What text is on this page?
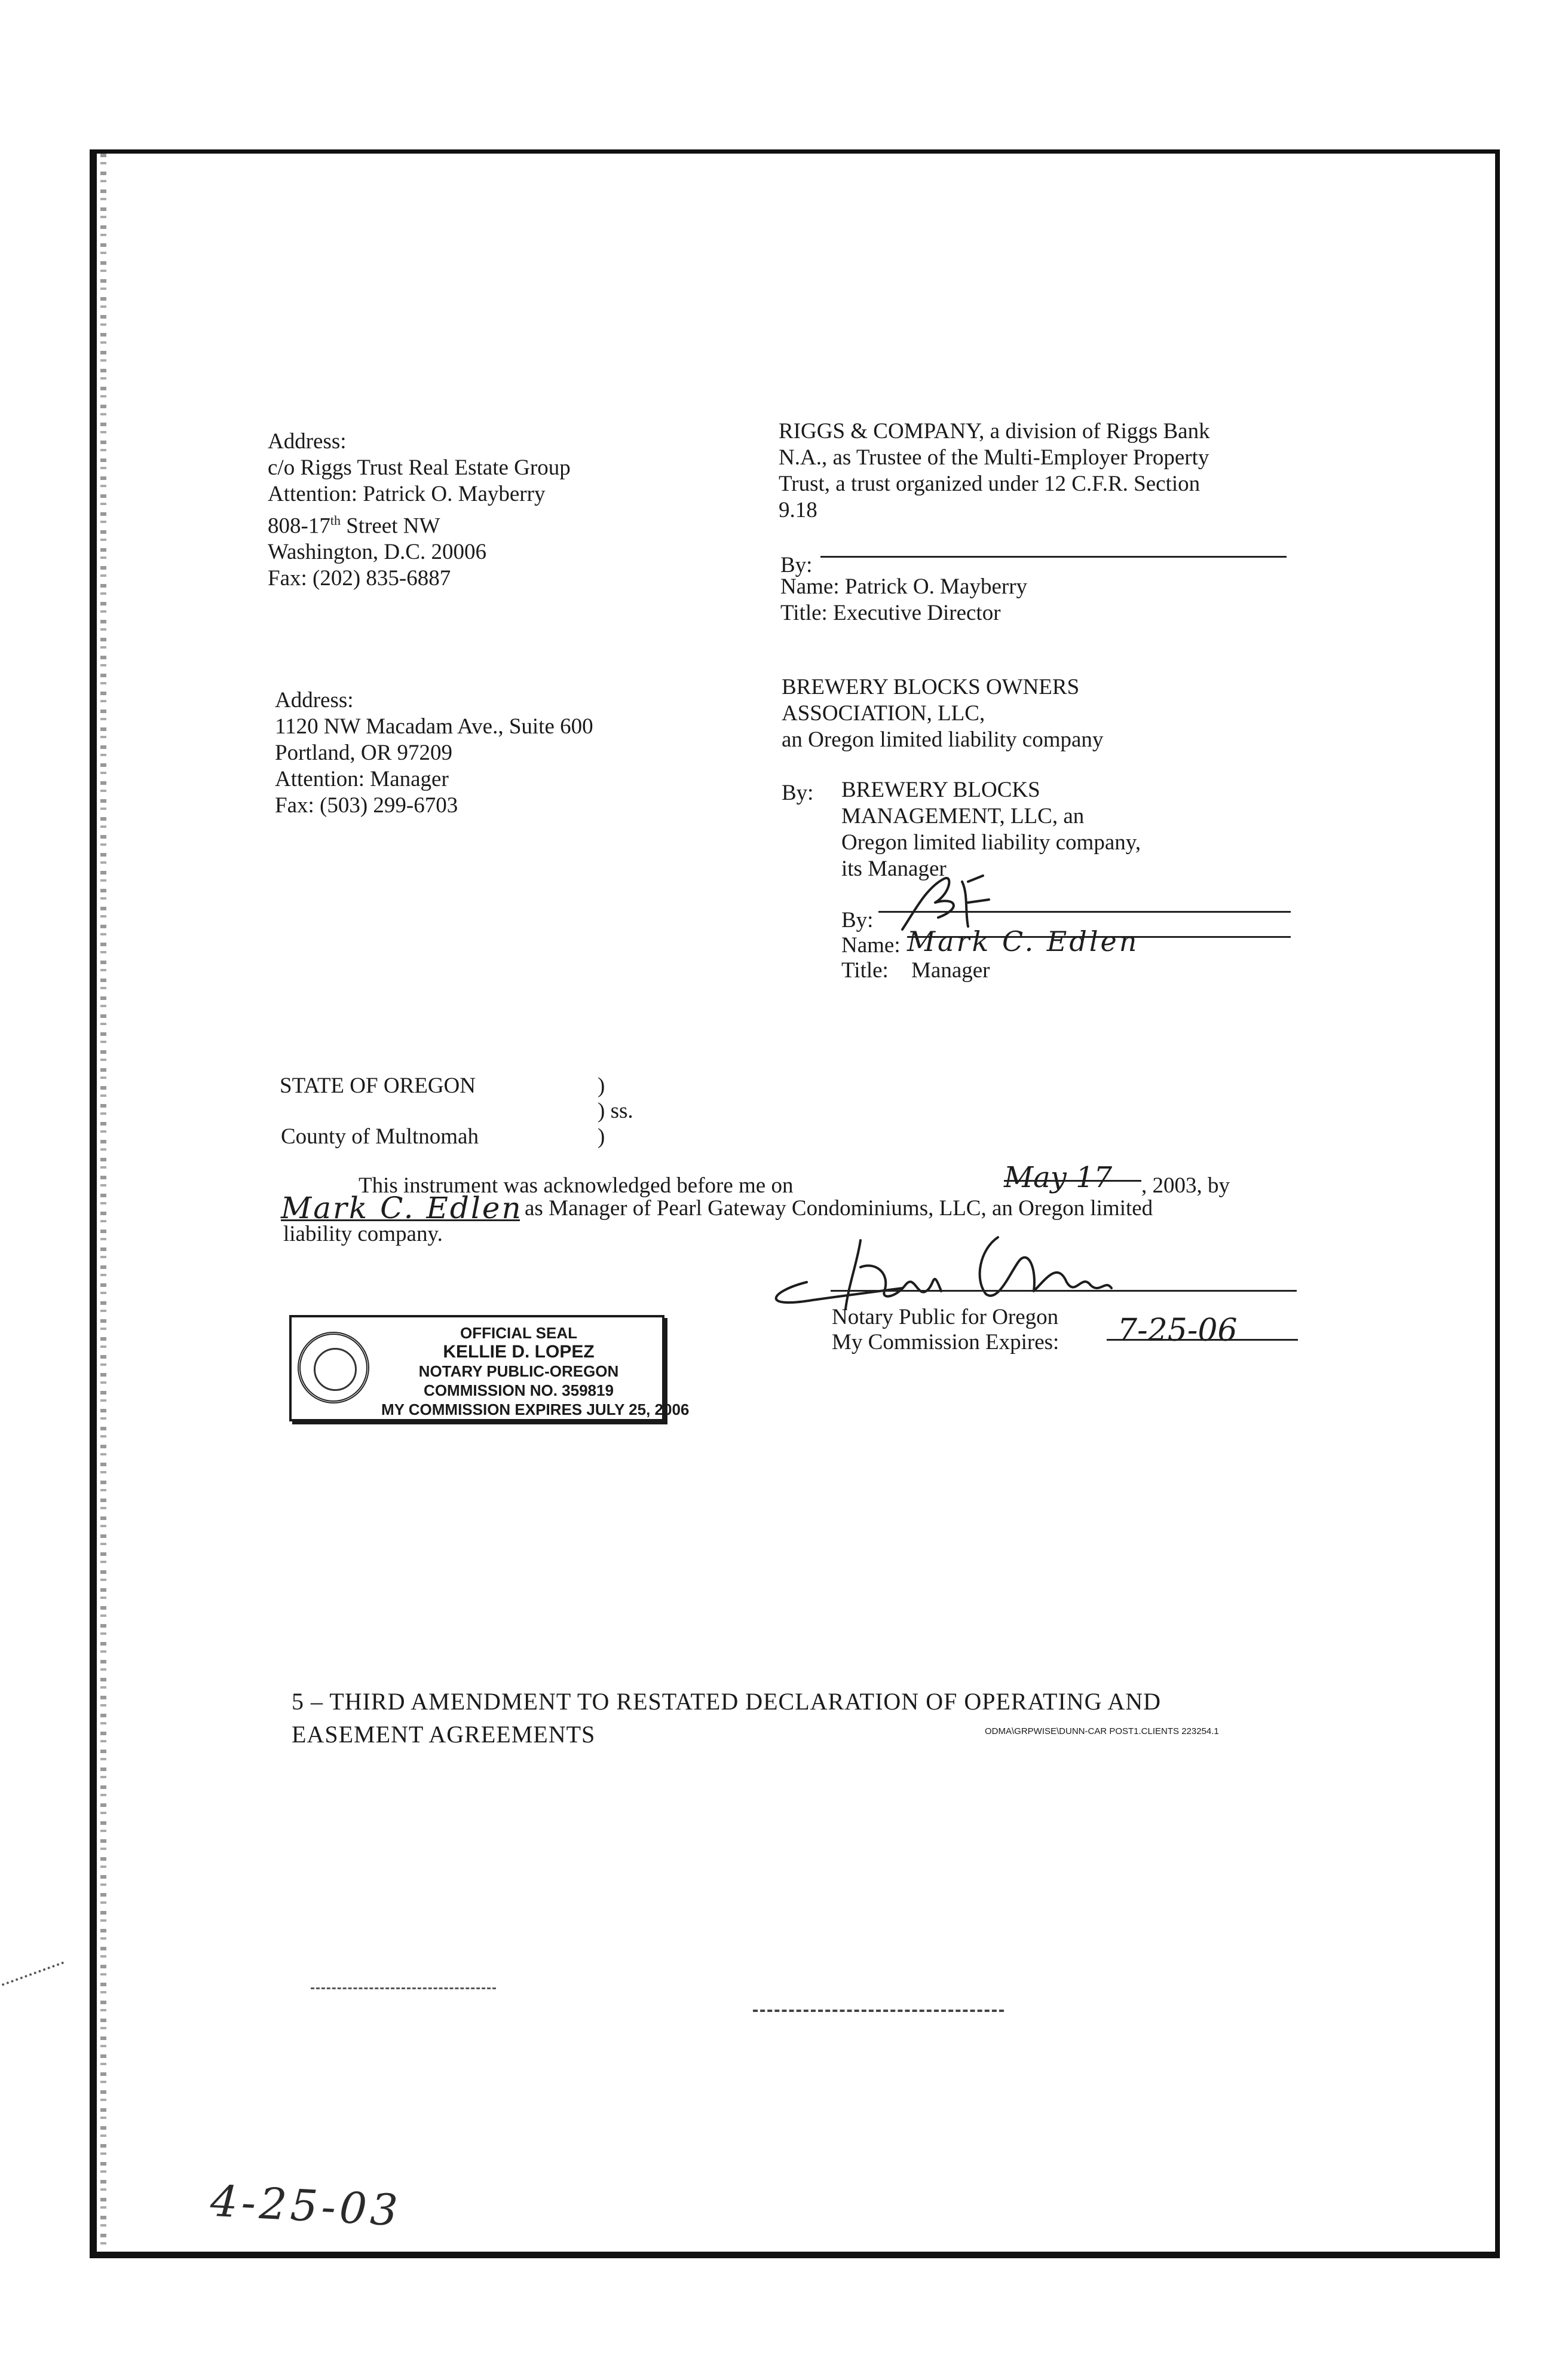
Address:
c/o Riggs Trust Real Estate Group
Attention: Patrick O. Mayberry
808-17th Street NW
Washington, D.C. 20006
Fax: (202) 835-6887
RIGGS & COMPANY, a division of Riggs Bank
N.A., as Trustee of the Multi-Employer Property
Trust, a trust organized under 12 C.F.R. Section
9.18
By:
Name: Patrick O. Mayberry
Title: Executive Director
Address:
1120 NW Macadam Ave., Suite 600
Portland, OR 97209
Attention: Manager
Fax: (503) 299-6703
BREWERY BLOCKS OWNERS
ASSOCIATION, LLC,
an Oregon limited liability company
By: BREWERY BLOCKS
MANAGEMENT, LLC, an
Oregon limited liability company,
its Manager
By:
Name:
Title: Manager
Mark C. Edlen
STATE OF OREGON	)
) ss.
County of Multnomah	)
This instrument was acknowledged before me on	May 17 , 2003, by
Mark C. Edlen as Manager of Pearl Gateway Condominiums, LLC, an Oregon limited
liability company.
Notary Public for Oregon
My Commission Expires: 7-25-06
OFFICIAL SEAL
KELLIE D. LOPEZ
NOTARY PUBLIC-OREGON
COMMISSION NO. 359819
MY COMMISSION EXPIRES JULY 25, 2006
5 – THIRD AMENDMENT TO RESTATED DECLARATION OF OPERATING AND
EASEMENT AGREEMENTS	ODMA\GRPWISE\DUNN-CAR POST1.CLIENTS 223254.1
4-25-03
........
**GIVEN INSTRUCTION**
Reproduce every record above exactly, omitting the pictures.

**THE RESPONSE**
What text is on this page?
Address:
c/o Riggs Trust Real Estate Group
Attention: Patrick O. Mayberry
808-17th Street NW
Washington, D.C. 20006
Fax: (202) 835-6887
RIGGS & COMPANY, a division of Riggs Bank
N.A., as Trustee of the Multi-Employer Property
Trust, a trust organized under 12 C.F.R. Section
9.18
By:
Name: Patrick O. Mayberry
Title: Executive Director
Address:
1120 NW Macadam Ave., Suite 600
Portland, OR 97209
Attention: Manager
Fax: (503) 299-6703
BREWERY BLOCKS OWNERS
ASSOCIATION, LLC,
an Oregon limited liability company
By: BREWERY BLOCKS
MANAGEMENT, LLC, an
Oregon limited liability company,
its Manager
By:
Name:
Title: Manager
Mark C. Edlen
STATE OF OREGON	)
) ss.
County of Multnomah	)
This instrument was acknowledged before me on	May 17 , 2003, by
Mark C. Edlen as Manager of Pearl Gateway Condominiums, LLC, an Oregon limited
liability company.
Notary Public for Oregon
My Commission Expires: 7-25-06
OFFICIAL SEAL
KELLIE D. LOPEZ
NOTARY PUBLIC-OREGON
COMMISSION NO. 359819
MY COMMISSION EXPIRES JULY 25, 2006
5 – THIRD AMENDMENT TO RESTATED DECLARATION OF OPERATING AND
EASEMENT AGREEMENTS	ODMA\GRPWISE\DUNN-CAR POST1.CLIENTS 223254.1
4-25-03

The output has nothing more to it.